* Job *
Please retype the records from their first line through the line that contains "left-tick-label: 6 [178,299,192,324]", including both of those lines.

Source material start

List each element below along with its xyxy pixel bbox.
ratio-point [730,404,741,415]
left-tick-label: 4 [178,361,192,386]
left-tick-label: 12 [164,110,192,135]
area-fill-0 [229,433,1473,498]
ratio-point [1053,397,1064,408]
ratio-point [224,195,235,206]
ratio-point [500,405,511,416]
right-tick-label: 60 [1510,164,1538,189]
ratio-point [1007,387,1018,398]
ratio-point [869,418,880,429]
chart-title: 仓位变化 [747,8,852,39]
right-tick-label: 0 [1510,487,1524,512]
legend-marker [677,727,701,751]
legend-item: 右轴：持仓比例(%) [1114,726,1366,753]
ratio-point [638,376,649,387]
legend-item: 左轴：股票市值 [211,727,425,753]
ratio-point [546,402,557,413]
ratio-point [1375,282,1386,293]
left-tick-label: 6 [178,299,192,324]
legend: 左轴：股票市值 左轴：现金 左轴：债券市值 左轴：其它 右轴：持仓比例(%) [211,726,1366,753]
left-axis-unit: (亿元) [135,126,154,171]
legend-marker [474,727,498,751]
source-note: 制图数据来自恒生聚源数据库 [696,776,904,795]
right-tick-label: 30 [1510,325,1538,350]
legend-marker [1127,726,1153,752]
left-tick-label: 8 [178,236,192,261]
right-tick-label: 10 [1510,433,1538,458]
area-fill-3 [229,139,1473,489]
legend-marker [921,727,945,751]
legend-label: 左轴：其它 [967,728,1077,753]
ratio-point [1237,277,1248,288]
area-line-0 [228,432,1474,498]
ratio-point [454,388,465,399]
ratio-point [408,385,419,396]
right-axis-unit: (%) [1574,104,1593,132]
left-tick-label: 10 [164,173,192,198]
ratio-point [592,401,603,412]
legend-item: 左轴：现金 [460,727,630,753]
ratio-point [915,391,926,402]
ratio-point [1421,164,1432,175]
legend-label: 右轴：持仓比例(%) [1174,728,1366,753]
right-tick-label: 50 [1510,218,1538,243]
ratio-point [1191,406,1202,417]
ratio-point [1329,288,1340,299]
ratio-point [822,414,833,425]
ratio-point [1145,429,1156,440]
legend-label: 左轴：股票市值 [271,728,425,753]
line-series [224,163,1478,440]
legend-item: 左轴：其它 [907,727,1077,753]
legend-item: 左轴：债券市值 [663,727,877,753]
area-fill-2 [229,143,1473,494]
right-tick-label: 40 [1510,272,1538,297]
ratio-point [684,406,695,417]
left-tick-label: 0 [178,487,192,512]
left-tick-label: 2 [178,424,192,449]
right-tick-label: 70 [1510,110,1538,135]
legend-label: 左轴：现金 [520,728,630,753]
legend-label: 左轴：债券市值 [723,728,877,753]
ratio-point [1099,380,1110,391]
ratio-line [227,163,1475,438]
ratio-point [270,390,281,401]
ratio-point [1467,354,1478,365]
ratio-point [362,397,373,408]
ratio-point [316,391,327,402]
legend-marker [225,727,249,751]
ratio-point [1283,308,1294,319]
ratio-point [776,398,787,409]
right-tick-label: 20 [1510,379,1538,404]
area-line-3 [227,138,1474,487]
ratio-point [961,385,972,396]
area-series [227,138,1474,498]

Source material end

* Answer to this problem *
List each element below along with its xyxy pixel bbox.
ratio-point [730,404,741,415]
left-tick-label: 4 [178,361,192,386]
left-tick-label: 12 [164,110,192,135]
area-fill-0 [229,433,1473,498]
ratio-point [1053,397,1064,408]
ratio-point [224,195,235,206]
ratio-point [500,405,511,416]
right-tick-label: 60 [1510,164,1538,189]
ratio-point [1007,387,1018,398]
ratio-point [869,418,880,429]
chart-title: 仓位变化 [747,8,852,39]
right-tick-label: 0 [1510,487,1524,512]
legend-marker [677,727,701,751]
legend-item: 右轴：持仓比例(%) [1114,726,1366,753]
ratio-point [638,376,649,387]
legend-item: 左轴：股票市值 [211,727,425,753]
ratio-point [546,402,557,413]
ratio-point [1375,282,1386,293]
left-tick-label: 6 [178,299,192,324]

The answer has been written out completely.